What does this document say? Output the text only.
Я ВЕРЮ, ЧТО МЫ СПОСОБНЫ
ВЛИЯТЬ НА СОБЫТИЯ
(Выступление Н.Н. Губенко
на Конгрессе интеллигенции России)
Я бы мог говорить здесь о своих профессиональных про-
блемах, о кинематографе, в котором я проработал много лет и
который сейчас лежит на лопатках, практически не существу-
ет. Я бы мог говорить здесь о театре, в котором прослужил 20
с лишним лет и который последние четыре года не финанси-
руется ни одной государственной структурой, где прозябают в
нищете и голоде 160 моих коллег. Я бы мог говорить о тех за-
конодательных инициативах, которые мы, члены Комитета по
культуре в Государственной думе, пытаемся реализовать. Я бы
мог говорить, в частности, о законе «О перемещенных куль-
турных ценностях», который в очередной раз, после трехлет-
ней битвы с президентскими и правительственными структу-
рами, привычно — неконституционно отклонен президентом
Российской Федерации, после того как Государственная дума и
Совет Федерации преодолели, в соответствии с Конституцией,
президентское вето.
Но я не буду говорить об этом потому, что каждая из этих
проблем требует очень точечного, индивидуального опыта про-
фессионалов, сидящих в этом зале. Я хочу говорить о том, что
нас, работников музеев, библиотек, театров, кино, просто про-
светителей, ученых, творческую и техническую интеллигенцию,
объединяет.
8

● ● ● ● ● ● ●

▸ **AIM**: Extract the full listing above without altering anything.

▸ **RESPONSE FOR THIS EXERCISE**:
What does this document say? Output the text only.
Я ВЕРЮ, ЧТО МЫ СПОСОБНЫ
ВЛИЯТЬ НА СОБЫТИЯ
(Выступление Н.Н. Губенко
на Конгрессе интеллигенции России)
Я бы мог говорить здесь о своих профессиональных про-
блемах, о кинематографе, в котором я проработал много лет и
который сейчас лежит на лопатках, практически не существу-
ет. Я бы мог говорить здесь о театре, в котором прослужил 20
с лишним лет и который последние четыре года не финанси-
руется ни одной государственной структурой, где прозябают в
нищете и голоде 160 моих коллег. Я бы мог говорить о тех за-
конодательных инициативах, которые мы, члены Комитета по
культуре в Государственной думе, пытаемся реализовать. Я бы
мог говорить, в частности, о законе «О перемещенных куль-
турных ценностях», который в очередной раз, после трехлет-
ней битвы с президентскими и правительственными структу-
рами, привычно — неконституционно отклонен президентом
Российской Федерации, после того как Государственная дума и
Совет Федерации преодолели, в соответствии с Конституцией,
президентское вето.
Но я не буду говорить об этом потому, что каждая из этих
проблем требует очень точечного, индивидуального опыта про-
фессионалов, сидящих в этом зале. Я хочу говорить о том, что
нас, работников музеев, библиотек, театров, кино, просто про-
светителей, ученых, творческую и техническую интеллигенцию,
объединяет.
8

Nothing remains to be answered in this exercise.